#### Problem to solve:
Within the records below, find each line that holds the string "header", then copy it.

** begin Material provided **

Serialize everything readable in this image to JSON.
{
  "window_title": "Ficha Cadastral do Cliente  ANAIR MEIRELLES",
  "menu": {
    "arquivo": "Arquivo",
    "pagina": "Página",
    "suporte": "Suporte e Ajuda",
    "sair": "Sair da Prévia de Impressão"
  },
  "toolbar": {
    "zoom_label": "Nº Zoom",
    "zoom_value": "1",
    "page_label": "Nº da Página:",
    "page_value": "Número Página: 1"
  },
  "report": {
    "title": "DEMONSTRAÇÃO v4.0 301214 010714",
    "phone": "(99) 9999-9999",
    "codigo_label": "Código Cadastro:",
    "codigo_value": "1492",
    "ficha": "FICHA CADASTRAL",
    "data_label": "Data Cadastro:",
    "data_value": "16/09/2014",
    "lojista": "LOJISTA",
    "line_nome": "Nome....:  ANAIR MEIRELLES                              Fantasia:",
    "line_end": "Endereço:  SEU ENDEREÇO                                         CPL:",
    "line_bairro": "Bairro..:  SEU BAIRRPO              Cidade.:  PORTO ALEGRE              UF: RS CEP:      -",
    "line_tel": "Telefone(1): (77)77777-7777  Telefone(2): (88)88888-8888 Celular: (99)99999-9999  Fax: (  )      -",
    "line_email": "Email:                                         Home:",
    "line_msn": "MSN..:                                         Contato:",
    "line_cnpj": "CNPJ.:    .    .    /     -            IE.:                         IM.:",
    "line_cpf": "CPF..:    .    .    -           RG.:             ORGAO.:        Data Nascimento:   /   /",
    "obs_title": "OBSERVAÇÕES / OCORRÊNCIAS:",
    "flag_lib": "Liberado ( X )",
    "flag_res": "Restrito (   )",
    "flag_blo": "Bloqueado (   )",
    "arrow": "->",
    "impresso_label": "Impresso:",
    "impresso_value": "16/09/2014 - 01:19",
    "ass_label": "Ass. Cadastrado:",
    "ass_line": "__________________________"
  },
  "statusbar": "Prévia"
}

** end Material provided **
** begin Material provided **

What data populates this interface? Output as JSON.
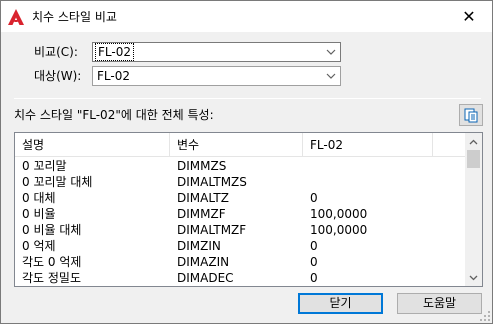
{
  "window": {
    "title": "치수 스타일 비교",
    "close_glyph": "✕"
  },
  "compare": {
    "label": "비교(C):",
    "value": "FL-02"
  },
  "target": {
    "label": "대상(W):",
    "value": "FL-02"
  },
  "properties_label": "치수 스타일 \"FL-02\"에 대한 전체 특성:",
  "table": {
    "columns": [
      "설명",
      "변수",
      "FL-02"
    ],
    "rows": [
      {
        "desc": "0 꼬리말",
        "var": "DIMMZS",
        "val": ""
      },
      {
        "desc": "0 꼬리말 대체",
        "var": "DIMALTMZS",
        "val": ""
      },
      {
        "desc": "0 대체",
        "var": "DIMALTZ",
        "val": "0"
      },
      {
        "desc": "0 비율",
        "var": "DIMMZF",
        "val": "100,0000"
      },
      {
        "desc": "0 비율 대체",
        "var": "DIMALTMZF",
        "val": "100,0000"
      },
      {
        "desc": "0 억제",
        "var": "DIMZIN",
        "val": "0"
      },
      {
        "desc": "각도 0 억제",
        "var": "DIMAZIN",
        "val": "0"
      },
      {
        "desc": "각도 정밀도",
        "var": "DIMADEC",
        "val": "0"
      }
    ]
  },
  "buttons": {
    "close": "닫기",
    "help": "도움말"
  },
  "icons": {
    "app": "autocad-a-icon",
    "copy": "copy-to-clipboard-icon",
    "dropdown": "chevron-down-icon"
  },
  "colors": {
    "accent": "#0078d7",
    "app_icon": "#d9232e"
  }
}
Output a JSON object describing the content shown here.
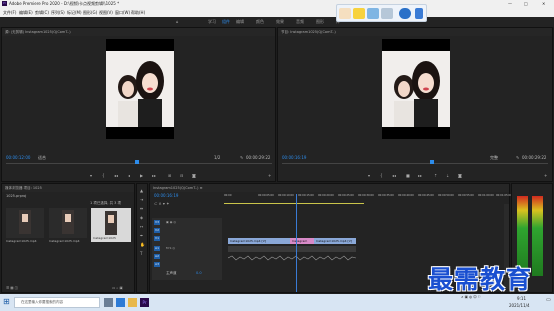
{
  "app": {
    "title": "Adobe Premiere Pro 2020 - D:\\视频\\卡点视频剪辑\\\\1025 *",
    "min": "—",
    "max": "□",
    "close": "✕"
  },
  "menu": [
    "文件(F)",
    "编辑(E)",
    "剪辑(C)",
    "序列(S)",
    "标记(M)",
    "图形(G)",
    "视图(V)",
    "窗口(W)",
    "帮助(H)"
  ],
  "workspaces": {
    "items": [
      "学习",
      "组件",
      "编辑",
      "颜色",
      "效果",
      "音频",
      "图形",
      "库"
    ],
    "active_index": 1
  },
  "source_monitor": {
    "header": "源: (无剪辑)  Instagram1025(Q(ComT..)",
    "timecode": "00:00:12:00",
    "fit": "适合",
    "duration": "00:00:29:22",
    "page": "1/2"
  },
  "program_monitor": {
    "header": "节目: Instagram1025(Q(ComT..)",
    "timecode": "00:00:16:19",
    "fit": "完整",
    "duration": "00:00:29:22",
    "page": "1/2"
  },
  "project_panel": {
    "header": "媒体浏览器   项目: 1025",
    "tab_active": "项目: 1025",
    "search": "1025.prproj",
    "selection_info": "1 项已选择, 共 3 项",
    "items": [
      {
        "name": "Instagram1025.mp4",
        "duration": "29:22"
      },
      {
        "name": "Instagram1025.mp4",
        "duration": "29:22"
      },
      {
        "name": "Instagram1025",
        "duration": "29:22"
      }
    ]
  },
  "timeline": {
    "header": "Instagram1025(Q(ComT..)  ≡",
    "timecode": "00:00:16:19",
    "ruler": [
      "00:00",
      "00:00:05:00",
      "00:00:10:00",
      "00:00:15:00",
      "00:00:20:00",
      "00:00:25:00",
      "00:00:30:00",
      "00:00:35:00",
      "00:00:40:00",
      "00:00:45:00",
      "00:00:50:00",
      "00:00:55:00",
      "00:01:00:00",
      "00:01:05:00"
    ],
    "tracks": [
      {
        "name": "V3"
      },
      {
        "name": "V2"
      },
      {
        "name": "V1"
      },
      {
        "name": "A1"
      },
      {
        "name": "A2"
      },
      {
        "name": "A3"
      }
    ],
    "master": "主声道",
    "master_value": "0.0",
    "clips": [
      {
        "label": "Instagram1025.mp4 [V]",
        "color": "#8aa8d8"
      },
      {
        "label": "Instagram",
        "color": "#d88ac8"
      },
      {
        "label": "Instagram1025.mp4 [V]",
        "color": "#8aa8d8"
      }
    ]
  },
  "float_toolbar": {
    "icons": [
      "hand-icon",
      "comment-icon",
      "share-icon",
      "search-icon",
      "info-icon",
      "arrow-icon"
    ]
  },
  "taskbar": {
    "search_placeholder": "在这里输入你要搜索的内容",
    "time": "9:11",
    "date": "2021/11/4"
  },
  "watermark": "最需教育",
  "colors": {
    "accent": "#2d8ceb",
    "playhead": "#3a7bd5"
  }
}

** end Material provided **

#### Answer for this exercise:
    "header": "源: (无剪辑)  Instagram1025(Q(ComT..)",
    "header": "节目: Instagram1025(Q(ComT..)",
    "header": "媒体浏览器   项目: 1025",
    "header": "Instagram1025(Q(ComT..)  ≡",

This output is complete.